● Records for the exercise
· · · · · · ·

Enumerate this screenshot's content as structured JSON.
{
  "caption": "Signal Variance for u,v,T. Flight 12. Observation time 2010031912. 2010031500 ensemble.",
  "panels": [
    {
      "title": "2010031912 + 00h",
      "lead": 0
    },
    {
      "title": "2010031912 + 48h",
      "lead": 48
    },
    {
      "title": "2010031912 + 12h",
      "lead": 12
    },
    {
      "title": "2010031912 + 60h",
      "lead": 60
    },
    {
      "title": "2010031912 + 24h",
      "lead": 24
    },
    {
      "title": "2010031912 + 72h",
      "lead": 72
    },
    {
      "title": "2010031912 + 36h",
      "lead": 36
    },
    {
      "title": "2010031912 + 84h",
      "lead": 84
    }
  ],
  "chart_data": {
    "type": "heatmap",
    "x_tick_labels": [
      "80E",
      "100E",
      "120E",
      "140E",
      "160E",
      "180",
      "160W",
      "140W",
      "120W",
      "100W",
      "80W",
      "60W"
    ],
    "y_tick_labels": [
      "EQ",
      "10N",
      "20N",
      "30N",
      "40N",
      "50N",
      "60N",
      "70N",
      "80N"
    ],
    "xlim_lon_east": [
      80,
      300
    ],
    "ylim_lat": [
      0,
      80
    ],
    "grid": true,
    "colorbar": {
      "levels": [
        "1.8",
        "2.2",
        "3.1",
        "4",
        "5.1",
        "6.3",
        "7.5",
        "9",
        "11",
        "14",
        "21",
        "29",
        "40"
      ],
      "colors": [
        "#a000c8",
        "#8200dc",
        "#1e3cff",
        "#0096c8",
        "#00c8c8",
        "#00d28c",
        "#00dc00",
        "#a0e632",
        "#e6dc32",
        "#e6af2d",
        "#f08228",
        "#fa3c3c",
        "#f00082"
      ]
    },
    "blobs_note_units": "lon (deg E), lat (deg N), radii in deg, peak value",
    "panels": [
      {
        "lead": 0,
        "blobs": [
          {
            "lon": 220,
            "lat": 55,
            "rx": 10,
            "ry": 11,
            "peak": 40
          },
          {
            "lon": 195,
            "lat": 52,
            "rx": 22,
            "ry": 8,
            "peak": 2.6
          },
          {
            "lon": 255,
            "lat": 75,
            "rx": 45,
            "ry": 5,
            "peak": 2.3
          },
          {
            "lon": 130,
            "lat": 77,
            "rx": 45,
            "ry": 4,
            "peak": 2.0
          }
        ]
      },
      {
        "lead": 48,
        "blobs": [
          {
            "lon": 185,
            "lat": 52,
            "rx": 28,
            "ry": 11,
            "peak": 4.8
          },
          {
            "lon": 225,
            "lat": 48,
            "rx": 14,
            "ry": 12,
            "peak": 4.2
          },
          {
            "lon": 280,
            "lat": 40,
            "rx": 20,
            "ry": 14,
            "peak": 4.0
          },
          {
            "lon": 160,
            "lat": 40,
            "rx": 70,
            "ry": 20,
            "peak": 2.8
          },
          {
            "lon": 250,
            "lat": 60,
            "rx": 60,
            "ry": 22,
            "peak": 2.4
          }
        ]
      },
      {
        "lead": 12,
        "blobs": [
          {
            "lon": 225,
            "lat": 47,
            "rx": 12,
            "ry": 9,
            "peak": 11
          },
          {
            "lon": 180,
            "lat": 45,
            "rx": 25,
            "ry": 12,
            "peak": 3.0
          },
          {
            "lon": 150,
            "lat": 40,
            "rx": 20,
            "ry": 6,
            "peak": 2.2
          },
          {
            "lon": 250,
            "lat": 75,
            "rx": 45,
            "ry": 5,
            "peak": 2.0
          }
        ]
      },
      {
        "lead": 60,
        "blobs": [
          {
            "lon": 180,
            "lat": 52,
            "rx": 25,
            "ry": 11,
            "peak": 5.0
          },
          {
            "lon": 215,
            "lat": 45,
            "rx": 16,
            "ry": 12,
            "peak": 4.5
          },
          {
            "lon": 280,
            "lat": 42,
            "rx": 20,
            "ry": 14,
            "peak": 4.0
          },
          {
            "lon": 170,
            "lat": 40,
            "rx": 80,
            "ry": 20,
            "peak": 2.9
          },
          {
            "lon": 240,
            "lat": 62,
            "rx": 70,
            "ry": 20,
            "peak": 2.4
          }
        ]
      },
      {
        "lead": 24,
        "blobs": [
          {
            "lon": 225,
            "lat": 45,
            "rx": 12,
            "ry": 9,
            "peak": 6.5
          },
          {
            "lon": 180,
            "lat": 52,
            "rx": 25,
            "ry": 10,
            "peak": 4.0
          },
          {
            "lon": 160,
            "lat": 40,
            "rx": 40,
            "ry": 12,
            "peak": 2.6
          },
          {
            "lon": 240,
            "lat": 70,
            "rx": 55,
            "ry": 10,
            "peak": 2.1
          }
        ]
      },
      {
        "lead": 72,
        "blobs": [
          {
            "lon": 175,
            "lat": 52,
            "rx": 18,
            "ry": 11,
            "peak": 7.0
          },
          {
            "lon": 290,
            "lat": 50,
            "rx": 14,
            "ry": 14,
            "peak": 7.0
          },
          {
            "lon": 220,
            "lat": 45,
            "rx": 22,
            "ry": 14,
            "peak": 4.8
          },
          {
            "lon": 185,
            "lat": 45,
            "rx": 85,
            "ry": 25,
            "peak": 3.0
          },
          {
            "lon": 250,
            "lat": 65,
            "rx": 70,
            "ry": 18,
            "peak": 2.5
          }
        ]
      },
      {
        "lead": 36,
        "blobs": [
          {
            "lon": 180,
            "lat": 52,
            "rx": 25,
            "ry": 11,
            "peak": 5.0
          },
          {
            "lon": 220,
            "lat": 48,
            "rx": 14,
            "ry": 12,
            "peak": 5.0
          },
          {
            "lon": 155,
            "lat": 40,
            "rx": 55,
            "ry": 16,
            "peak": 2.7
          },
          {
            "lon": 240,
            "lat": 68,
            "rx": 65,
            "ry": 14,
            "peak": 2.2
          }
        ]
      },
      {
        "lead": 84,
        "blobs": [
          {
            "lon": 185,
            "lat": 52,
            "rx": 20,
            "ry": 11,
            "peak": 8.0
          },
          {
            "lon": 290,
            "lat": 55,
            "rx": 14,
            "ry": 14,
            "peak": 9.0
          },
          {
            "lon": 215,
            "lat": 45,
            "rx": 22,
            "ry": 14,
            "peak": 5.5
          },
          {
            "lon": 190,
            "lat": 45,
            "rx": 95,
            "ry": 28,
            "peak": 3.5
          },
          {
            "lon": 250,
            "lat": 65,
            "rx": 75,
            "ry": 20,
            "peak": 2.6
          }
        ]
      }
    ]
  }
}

· · · · · · ·

Out of the records, collect only those lines that contain the string "title".

● Final result
      "title": "2010031912 + 00h",
      "title": "2010031912 + 48h",
      "title": "2010031912 + 12h",
      "title": "2010031912 + 60h",
      "title": "2010031912 + 24h",
      "title": "2010031912 + 72h",
      "title": "2010031912 + 36h",
      "title": "2010031912 + 84h",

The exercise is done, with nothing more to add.